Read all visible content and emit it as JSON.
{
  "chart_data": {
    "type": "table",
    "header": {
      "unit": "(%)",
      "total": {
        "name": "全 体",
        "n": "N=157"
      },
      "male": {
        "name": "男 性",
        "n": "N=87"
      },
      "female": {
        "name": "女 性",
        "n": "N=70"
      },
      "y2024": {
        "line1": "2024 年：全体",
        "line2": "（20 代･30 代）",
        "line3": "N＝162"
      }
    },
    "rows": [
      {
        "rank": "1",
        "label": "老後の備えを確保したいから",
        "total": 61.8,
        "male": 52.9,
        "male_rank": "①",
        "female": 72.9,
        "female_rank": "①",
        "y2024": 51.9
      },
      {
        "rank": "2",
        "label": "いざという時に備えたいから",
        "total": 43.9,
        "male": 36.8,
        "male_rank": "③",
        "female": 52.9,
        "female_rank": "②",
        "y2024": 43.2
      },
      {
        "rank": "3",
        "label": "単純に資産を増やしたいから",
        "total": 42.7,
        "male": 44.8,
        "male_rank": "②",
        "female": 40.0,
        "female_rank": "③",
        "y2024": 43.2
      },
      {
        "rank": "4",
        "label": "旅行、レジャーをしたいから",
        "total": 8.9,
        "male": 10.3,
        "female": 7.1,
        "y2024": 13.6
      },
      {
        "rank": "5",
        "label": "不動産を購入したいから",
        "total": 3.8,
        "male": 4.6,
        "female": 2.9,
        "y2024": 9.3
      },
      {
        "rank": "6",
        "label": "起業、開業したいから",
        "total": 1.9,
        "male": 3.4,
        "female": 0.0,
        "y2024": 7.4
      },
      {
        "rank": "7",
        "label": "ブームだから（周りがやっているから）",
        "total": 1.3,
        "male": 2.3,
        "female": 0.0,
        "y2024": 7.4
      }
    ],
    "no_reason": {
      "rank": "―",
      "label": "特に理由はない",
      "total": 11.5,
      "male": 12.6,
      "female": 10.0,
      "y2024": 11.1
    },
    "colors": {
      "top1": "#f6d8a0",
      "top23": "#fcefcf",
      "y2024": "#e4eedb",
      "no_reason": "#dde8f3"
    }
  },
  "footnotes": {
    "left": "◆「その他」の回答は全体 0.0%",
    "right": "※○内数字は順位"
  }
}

> [AIM] Set down every line of the listing above again, exactly as given.

> [RESPONSE BELOW]
Read all visible content and emit it as JSON.
{
  "chart_data": {
    "type": "table",
    "header": {
      "unit": "(%)",
      "total": {
        "name": "全 体",
        "n": "N=157"
      },
      "male": {
        "name": "男 性",
        "n": "N=87"
      },
      "female": {
        "name": "女 性",
        "n": "N=70"
      },
      "y2024": {
        "line1": "2024 年：全体",
        "line2": "（20 代･30 代）",
        "line3": "N＝162"
      }
    },
    "rows": [
      {
        "rank": "1",
        "label": "老後の備えを確保したいから",
        "total": 61.8,
        "male": 52.9,
        "male_rank": "①",
        "female": 72.9,
        "female_rank": "①",
        "y2024": 51.9
      },
      {
        "rank": "2",
        "label": "いざという時に備えたいから",
        "total": 43.9,
        "male": 36.8,
        "male_rank": "③",
        "female": 52.9,
        "female_rank": "②",
        "y2024": 43.2
      },
      {
        "rank": "3",
        "label": "単純に資産を増やしたいから",
        "total": 42.7,
        "male": 44.8,
        "male_rank": "②",
        "female": 40.0,
        "female_rank": "③",
        "y2024": 43.2
      },
      {
        "rank": "4",
        "label": "旅行、レジャーをしたいから",
        "total": 8.9,
        "male": 10.3,
        "female": 7.1,
        "y2024": 13.6
      },
      {
        "rank": "5",
        "label": "不動産を購入したいから",
        "total": 3.8,
        "male": 4.6,
        "female": 2.9,
        "y2024": 9.3
      },
      {
        "rank": "6",
        "label": "起業、開業したいから",
        "total": 1.9,
        "male": 3.4,
        "female": 0.0,
        "y2024": 7.4
      },
      {
        "rank": "7",
        "label": "ブームだから（周りがやっているから）",
        "total": 1.3,
        "male": 2.3,
        "female": 0.0,
        "y2024": 7.4
      }
    ],
    "no_reason": {
      "rank": "―",
      "label": "特に理由はない",
      "total": 11.5,
      "male": 12.6,
      "female": 10.0,
      "y2024": 11.1
    },
    "colors": {
      "top1": "#f6d8a0",
      "top23": "#fcefcf",
      "y2024": "#e4eedb",
      "no_reason": "#dde8f3"
    }
  },
  "footnotes": {
    "left": "◆「その他」の回答は全体 0.0%",
    "right": "※○内数字は順位"
  }
}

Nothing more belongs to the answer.